# RECORDS TO PROCESS start
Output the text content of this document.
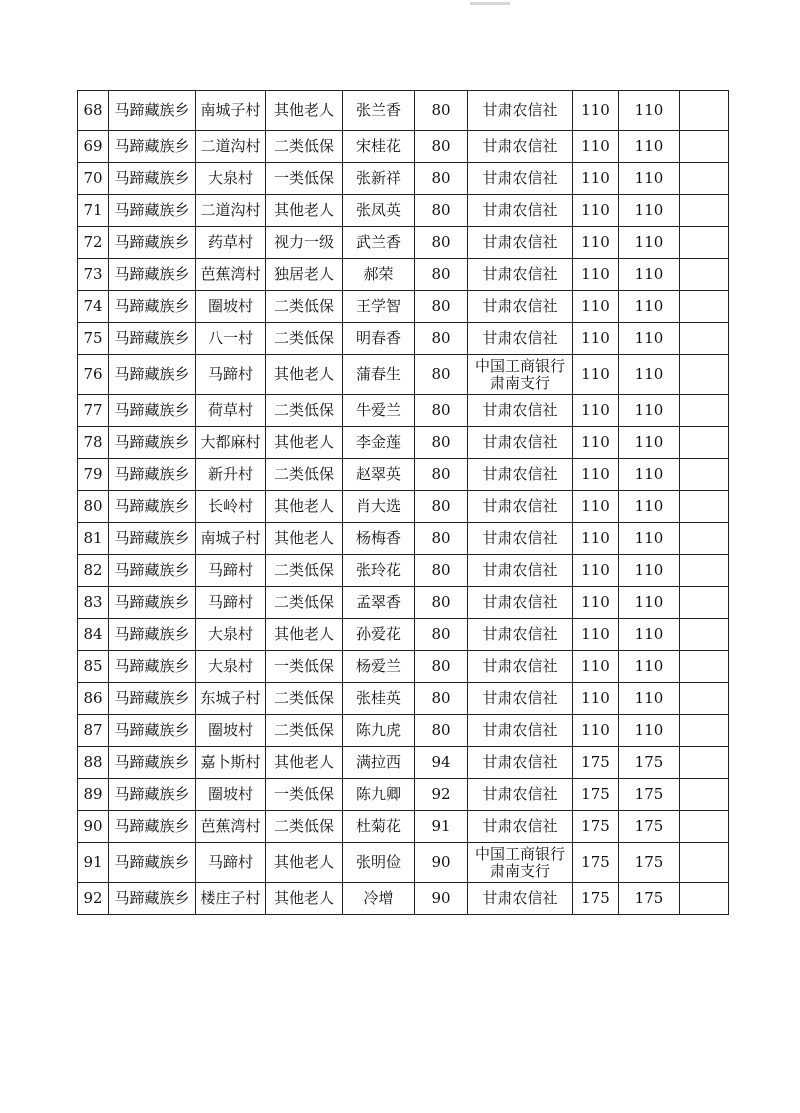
68	马蹄藏族乡	南城子村	其他老人	张兰香	80	甘肃农信社	110	110	
69	马蹄藏族乡	二道沟村	二类低保	宋桂花	80	甘肃农信社	110	110	
70	马蹄藏族乡	大泉村	一类低保	张新祥	80	甘肃农信社	110	110	
71	马蹄藏族乡	二道沟村	其他老人	张凤英	80	甘肃农信社	110	110	
72	马蹄藏族乡	药草村	视力一级	武兰香	80	甘肃农信社	110	110	
73	马蹄藏族乡	芭蕉湾村	独居老人	郝荣	80	甘肃农信社	110	110	
74	马蹄藏族乡	圈坡村	二类低保	王学智	80	甘肃农信社	110	110	
75	马蹄藏族乡	八一村	二类低保	明春香	80	甘肃农信社	110	110	
76	马蹄藏族乡	马蹄村	其他老人	蒲春生	80	中国工商银行
肃南支行	110	110	
77	马蹄藏族乡	荷草村	二类低保	牛爱兰	80	甘肃农信社	110	110	
78	马蹄藏族乡	大都麻村	其他老人	李金莲	80	甘肃农信社	110	110	
79	马蹄藏族乡	新升村	二类低保	赵翠英	80	甘肃农信社	110	110	
80	马蹄藏族乡	长岭村	其他老人	肖大选	80	甘肃农信社	110	110	
81	马蹄藏族乡	南城子村	其他老人	杨梅香	80	甘肃农信社	110	110	
82	马蹄藏族乡	马蹄村	二类低保	张玲花	80	甘肃农信社	110	110	
83	马蹄藏族乡	马蹄村	二类低保	孟翠香	80	甘肃农信社	110	110	
84	马蹄藏族乡	大泉村	其他老人	孙爱花	80	甘肃农信社	110	110	
85	马蹄藏族乡	大泉村	一类低保	杨爱兰	80	甘肃农信社	110	110	
86	马蹄藏族乡	东城子村	二类低保	张桂英	80	甘肃农信社	110	110	
87	马蹄藏族乡	圈坡村	二类低保	陈九虎	80	甘肃农信社	110	110	
88	马蹄藏族乡	嘉卜斯村	其他老人	满拉西	94	甘肃农信社	175	175	
89	马蹄藏族乡	圈坡村	一类低保	陈九卿	92	甘肃农信社	175	175	
90	马蹄藏族乡	芭蕉湾村	二类低保	杜菊花	91	甘肃农信社	175	175	
91	马蹄藏族乡	马蹄村	其他老人	张明俭	90	中国工商银行
肃南支行	175	175	
92	马蹄藏族乡	楼庄子村	其他老人	冷增	90	甘肃农信社	175	175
# RECORDS TO PROCESS end
EXERCISE OBJECTIVE → Copy every line of the data exactly as written, excluding the pictures.

SOLUTION FOR THIS PROBLEM →
Output the text content of this document.
68	马蹄藏族乡	南城子村	其他老人	张兰香	80	甘肃农信社	110	110	
69	马蹄藏族乡	二道沟村	二类低保	宋桂花	80	甘肃农信社	110	110	
70	马蹄藏族乡	大泉村	一类低保	张新祥	80	甘肃农信社	110	110	
71	马蹄藏族乡	二道沟村	其他老人	张凤英	80	甘肃农信社	110	110	
72	马蹄藏族乡	药草村	视力一级	武兰香	80	甘肃农信社	110	110	
73	马蹄藏族乡	芭蕉湾村	独居老人	郝荣	80	甘肃农信社	110	110	
74	马蹄藏族乡	圈坡村	二类低保	王学智	80	甘肃农信社	110	110	
75	马蹄藏族乡	八一村	二类低保	明春香	80	甘肃农信社	110	110	
76	马蹄藏族乡	马蹄村	其他老人	蒲春生	80	中国工商银行
肃南支行	110	110	
77	马蹄藏族乡	荷草村	二类低保	牛爱兰	80	甘肃农信社	110	110	
78	马蹄藏族乡	大都麻村	其他老人	李金莲	80	甘肃农信社	110	110	
79	马蹄藏族乡	新升村	二类低保	赵翠英	80	甘肃农信社	110	110	
80	马蹄藏族乡	长岭村	其他老人	肖大选	80	甘肃农信社	110	110	
81	马蹄藏族乡	南城子村	其他老人	杨梅香	80	甘肃农信社	110	110	
82	马蹄藏族乡	马蹄村	二类低保	张玲花	80	甘肃农信社	110	110	
83	马蹄藏族乡	马蹄村	二类低保	孟翠香	80	甘肃农信社	110	110	
84	马蹄藏族乡	大泉村	其他老人	孙爱花	80	甘肃农信社	110	110	
85	马蹄藏族乡	大泉村	一类低保	杨爱兰	80	甘肃农信社	110	110	
86	马蹄藏族乡	东城子村	二类低保	张桂英	80	甘肃农信社	110	110	
87	马蹄藏族乡	圈坡村	二类低保	陈九虎	80	甘肃农信社	110	110	
88	马蹄藏族乡	嘉卜斯村	其他老人	满拉西	94	甘肃农信社	175	175	
89	马蹄藏族乡	圈坡村	一类低保	陈九卿	92	甘肃农信社	175	175	
90	马蹄藏族乡	芭蕉湾村	二类低保	杜菊花	91	甘肃农信社	175	175	
91	马蹄藏族乡	马蹄村	其他老人	张明俭	90	中国工商银行
肃南支行	175	175	
92	马蹄藏族乡	楼庄子村	其他老人	冷增	90	甘肃农信社	175	175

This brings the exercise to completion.